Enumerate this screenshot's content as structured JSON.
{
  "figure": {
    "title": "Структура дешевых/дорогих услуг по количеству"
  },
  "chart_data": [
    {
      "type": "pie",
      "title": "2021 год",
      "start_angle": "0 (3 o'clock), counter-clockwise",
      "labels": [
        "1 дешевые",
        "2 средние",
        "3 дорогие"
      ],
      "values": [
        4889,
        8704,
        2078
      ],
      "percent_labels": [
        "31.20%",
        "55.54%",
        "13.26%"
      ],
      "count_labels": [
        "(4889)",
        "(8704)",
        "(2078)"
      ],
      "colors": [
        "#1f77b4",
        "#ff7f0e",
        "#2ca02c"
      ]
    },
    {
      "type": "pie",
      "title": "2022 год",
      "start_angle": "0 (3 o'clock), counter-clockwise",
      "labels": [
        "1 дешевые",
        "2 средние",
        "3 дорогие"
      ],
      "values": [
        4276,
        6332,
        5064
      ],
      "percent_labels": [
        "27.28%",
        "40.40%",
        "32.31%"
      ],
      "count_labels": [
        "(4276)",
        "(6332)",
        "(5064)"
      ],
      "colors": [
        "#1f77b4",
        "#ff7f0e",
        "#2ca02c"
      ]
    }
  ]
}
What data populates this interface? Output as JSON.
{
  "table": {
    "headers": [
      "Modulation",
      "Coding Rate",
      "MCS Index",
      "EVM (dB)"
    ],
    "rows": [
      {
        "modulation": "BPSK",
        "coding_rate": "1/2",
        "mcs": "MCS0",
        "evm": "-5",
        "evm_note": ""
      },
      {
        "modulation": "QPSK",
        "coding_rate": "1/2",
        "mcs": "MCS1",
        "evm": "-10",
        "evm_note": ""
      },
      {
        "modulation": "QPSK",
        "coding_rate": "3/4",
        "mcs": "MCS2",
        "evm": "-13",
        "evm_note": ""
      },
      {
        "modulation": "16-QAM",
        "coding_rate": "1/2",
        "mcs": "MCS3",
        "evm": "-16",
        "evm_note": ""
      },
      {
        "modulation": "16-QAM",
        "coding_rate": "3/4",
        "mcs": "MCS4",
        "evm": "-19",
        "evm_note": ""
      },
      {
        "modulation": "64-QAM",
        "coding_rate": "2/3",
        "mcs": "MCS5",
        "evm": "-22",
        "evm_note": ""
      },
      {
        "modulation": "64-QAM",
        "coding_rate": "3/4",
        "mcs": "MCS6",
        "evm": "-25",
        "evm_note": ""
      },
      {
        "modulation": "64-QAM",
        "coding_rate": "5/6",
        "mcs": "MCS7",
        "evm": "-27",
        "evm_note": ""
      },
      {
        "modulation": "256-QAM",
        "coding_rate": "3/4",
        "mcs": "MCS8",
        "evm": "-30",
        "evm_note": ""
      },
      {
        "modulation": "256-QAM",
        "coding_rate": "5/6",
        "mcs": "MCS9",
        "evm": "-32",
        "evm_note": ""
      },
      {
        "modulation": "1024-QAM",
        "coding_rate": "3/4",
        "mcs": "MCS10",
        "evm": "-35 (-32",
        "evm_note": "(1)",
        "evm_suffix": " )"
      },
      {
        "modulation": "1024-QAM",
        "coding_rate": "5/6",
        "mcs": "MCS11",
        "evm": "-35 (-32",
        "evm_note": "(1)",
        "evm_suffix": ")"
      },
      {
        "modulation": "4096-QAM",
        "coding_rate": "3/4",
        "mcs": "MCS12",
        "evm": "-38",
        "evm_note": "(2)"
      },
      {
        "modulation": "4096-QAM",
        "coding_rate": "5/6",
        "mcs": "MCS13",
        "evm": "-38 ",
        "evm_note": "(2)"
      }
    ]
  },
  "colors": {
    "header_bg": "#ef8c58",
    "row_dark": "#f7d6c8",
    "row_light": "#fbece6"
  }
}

===

WHAT TO WORK ON ▸ Set down all of the data above, word for word.

THE COMPLETED TASK ▸
Enumerate this screenshot's content as structured JSON.
{
  "figure": {
    "title": "Структура дешевых/дорогих услуг по количеству"
  },
  "chart_data": [
    {
      "type": "pie",
      "title": "2021 год",
      "start_angle": "0 (3 o'clock), counter-clockwise",
      "labels": [
        "1 дешевые",
        "2 средние",
        "3 дорогие"
      ],
      "values": [
        4889,
        8704,
        2078
      ],
      "percent_labels": [
        "31.20%",
        "55.54%",
        "13.26%"
      ],
      "count_labels": [
        "(4889)",
        "(8704)",
        "(2078)"
      ],
      "colors": [
        "#1f77b4",
        "#ff7f0e",
        "#2ca02c"
      ]
    },
    {
      "type": "pie",
      "title": "2022 год",
      "start_angle": "0 (3 o'clock), counter-clockwise",
      "labels": [
        "1 дешевые",
        "2 средние",
        "3 дорогие"
      ],
      "values": [
        4276,
        6332,
        5064
      ],
      "percent_labels": [
        "27.28%",
        "40.40%",
        "32.31%"
      ],
      "count_labels": [
        "(4276)",
        "(6332)",
        "(5064)"
      ],
      "colors": [
        "#1f77b4",
        "#ff7f0e",
        "#2ca02c"
      ]
    }
  ]
}
What data populates this interface? Output as JSON.
{
  "table": {
    "headers": [
      "Modulation",
      "Coding Rate",
      "MCS Index",
      "EVM (dB)"
    ],
    "rows": [
      {
        "modulation": "BPSK",
        "coding_rate": "1/2",
        "mcs": "MCS0",
        "evm": "-5",
        "evm_note": ""
      },
      {
        "modulation": "QPSK",
        "coding_rate": "1/2",
        "mcs": "MCS1",
        "evm": "-10",
        "evm_note": ""
      },
      {
        "modulation": "QPSK",
        "coding_rate": "3/4",
        "mcs": "MCS2",
        "evm": "-13",
        "evm_note": ""
      },
      {
        "modulation": "16-QAM",
        "coding_rate": "1/2",
        "mcs": "MCS3",
        "evm": "-16",
        "evm_note": ""
      },
      {
        "modulation": "16-QAM",
        "coding_rate": "3/4",
        "mcs": "MCS4",
        "evm": "-19",
        "evm_note": ""
      },
      {
        "modulation": "64-QAM",
        "coding_rate": "2/3",
        "mcs": "MCS5",
        "evm": "-22",
        "evm_note": ""
      },
      {
        "modulation": "64-QAM",
        "coding_rate": "3/4",
        "mcs": "MCS6",
        "evm": "-25",
        "evm_note": ""
      },
      {
        "modulation": "64-QAM",
        "coding_rate": "5/6",
        "mcs": "MCS7",
        "evm": "-27",
        "evm_note": ""
      },
      {
        "modulation": "256-QAM",
        "coding_rate": "3/4",
        "mcs": "MCS8",
        "evm": "-30",
        "evm_note": ""
      },
      {
        "modulation": "256-QAM",
        "coding_rate": "5/6",
        "mcs": "MCS9",
        "evm": "-32",
        "evm_note": ""
      },
      {
        "modulation": "1024-QAM",
        "coding_rate": "3/4",
        "mcs": "MCS10",
        "evm": "-35 (-32",
        "evm_note": "(1)",
        "evm_suffix": " )"
      },
      {
        "modulation": "1024-QAM",
        "coding_rate": "5/6",
        "mcs": "MCS11",
        "evm": "-35 (-32",
        "evm_note": "(1)",
        "evm_suffix": ")"
      },
      {
        "modulation": "4096-QAM",
        "coding_rate": "3/4",
        "mcs": "MCS12",
        "evm": "-38",
        "evm_note": "(2)"
      },
      {
        "modulation": "4096-QAM",
        "coding_rate": "5/6",
        "mcs": "MCS13",
        "evm": "-38 ",
        "evm_note": "(2)"
      }
    ]
  },
  "colors": {
    "header_bg": "#ef8c58",
    "row_dark": "#f7d6c8",
    "row_light": "#fbece6"
  }
}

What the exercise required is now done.